### Extracted information
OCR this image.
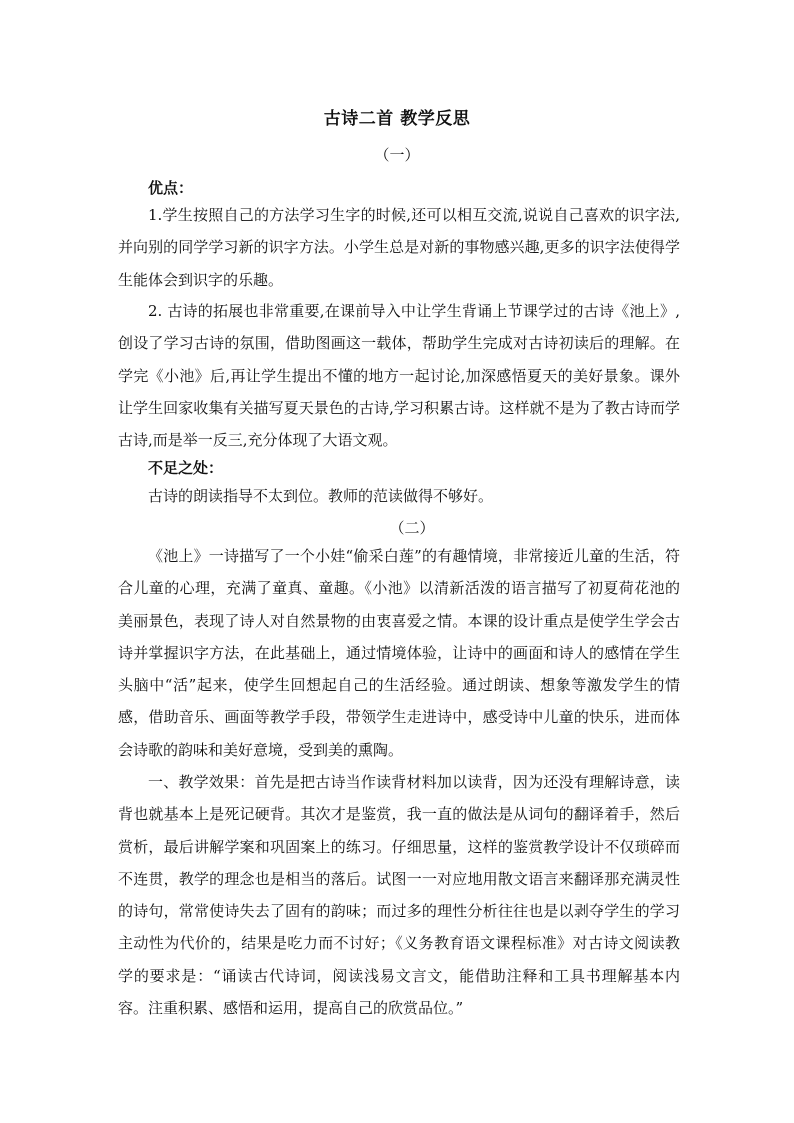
古诗二首 教学反思
（一）
优点：

1.学生按照自己的方法学习生字的时候,还可以相互交流,说说自己喜欢的识字法,并向别的同学学习新的识字方法。小学生总是对新的事物感兴趣,更多的识字法使得学生能体会到识字的乐趣。

2. 古诗的拓展也非常重要,在课前导入中让学生背诵上节课学过的古诗《池上》,创设了学习古诗的氛围，借助图画这一载体，帮助学生完成对古诗初读后的理解。在学完《小池》后,再让学生提出不懂的地方一起讨论,加深感悟夏天的美好景象。课外让学生回家收集有关描写夏天景色的古诗,学习积累古诗。这样就不是为了教古诗而学古诗,而是举一反三,充分体现了大语文观。

不足之处：

古诗的朗读指导不太到位。教师的范读做得不够好。

（二）

《池上》一诗描写了一个小娃“偷采白莲”的有趣情境，非常接近儿童的生活，符合儿童的心理，充满了童真、童趣。《小池》以清新活泼的语言描写了初夏荷花池的美丽景色，表现了诗人对自然景物的由衷喜爱之情。本课的设计重点是使学生学会古诗并掌握识字方法，在此基础上，通过情境体验，让诗中的画面和诗人的感情在学生头脑中“活”起来，使学生回想起自己的生活经验。通过朗读、想象等激发学生的情感，借助音乐、画面等教学手段，带领学生走进诗中，感受诗中儿童的快乐，进而体会诗歌的韵味和美好意境，受到美的熏陶。

一、教学效果：首先是把古诗当作读背材料加以读背，因为还没有理解诗意，读背也就基本上是死记硬背。其次才是鉴赏，我一直的做法是从词句的翻译着手，然后赏析，最后讲解学案和巩固案上的练习。仔细思量，这样的鉴赏教学设计不仅琐碎而不连贯，教学的理念也是相当的落后。试图一一对应地用散文语言来翻译那充满灵性的诗句，常常使诗失去了固有的韵味；而过多的理性分析往往也是以剥夺学生的学习主动性为代价的，结果是吃力而不讨好；《义务教育语文课程标准》对古诗文阅读教学的要求是：“诵读古代诗词，阅读浅易文言文，能借助注释和工具书理解基本内容。注重积累、感悟和运用，提高自己的欣赏品位。”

### Direction
Repeat the material above word for word and skip every image in it.

### Answer for this exercise
OCR this image.
古诗二首 教学反思
（一）
优点：

1.学生按照自己的方法学习生字的时候,还可以相互交流,说说自己喜欢的识字法,并向别的同学学习新的识字方法。小学生总是对新的事物感兴趣,更多的识字法使得学生能体会到识字的乐趣。

2. 古诗的拓展也非常重要,在课前导入中让学生背诵上节课学过的古诗《池上》,创设了学习古诗的氛围，借助图画这一载体，帮助学生完成对古诗初读后的理解。在学完《小池》后,再让学生提出不懂的地方一起讨论,加深感悟夏天的美好景象。课外让学生回家收集有关描写夏天景色的古诗,学习积累古诗。这样就不是为了教古诗而学古诗,而是举一反三,充分体现了大语文观。

不足之处：

古诗的朗读指导不太到位。教师的范读做得不够好。

（二）

《池上》一诗描写了一个小娃“偷采白莲”的有趣情境，非常接近儿童的生活，符合儿童的心理，充满了童真、童趣。《小池》以清新活泼的语言描写了初夏荷花池的美丽景色，表现了诗人对自然景物的由衷喜爱之情。本课的设计重点是使学生学会古诗并掌握识字方法，在此基础上，通过情境体验，让诗中的画面和诗人的感情在学生头脑中“活”起来，使学生回想起自己的生活经验。通过朗读、想象等激发学生的情感，借助音乐、画面等教学手段，带领学生走进诗中，感受诗中儿童的快乐，进而体会诗歌的韵味和美好意境，受到美的熏陶。

一、教学效果：首先是把古诗当作读背材料加以读背，因为还没有理解诗意，读背也就基本上是死记硬背。其次才是鉴赏，我一直的做法是从词句的翻译着手，然后赏析，最后讲解学案和巩固案上的练习。仔细思量，这样的鉴赏教学设计不仅琐碎而不连贯，教学的理念也是相当的落后。试图一一对应地用散文语言来翻译那充满灵性的诗句，常常使诗失去了固有的韵味；而过多的理性分析往往也是以剥夺学生的学习主动性为代价的，结果是吃力而不讨好；《义务教育语文课程标准》对古诗文阅读教学的要求是：“诵读古代诗词，阅读浅易文言文，能借助注释和工具书理解基本内容。注重积累、感悟和运用，提高自己的欣赏品位。”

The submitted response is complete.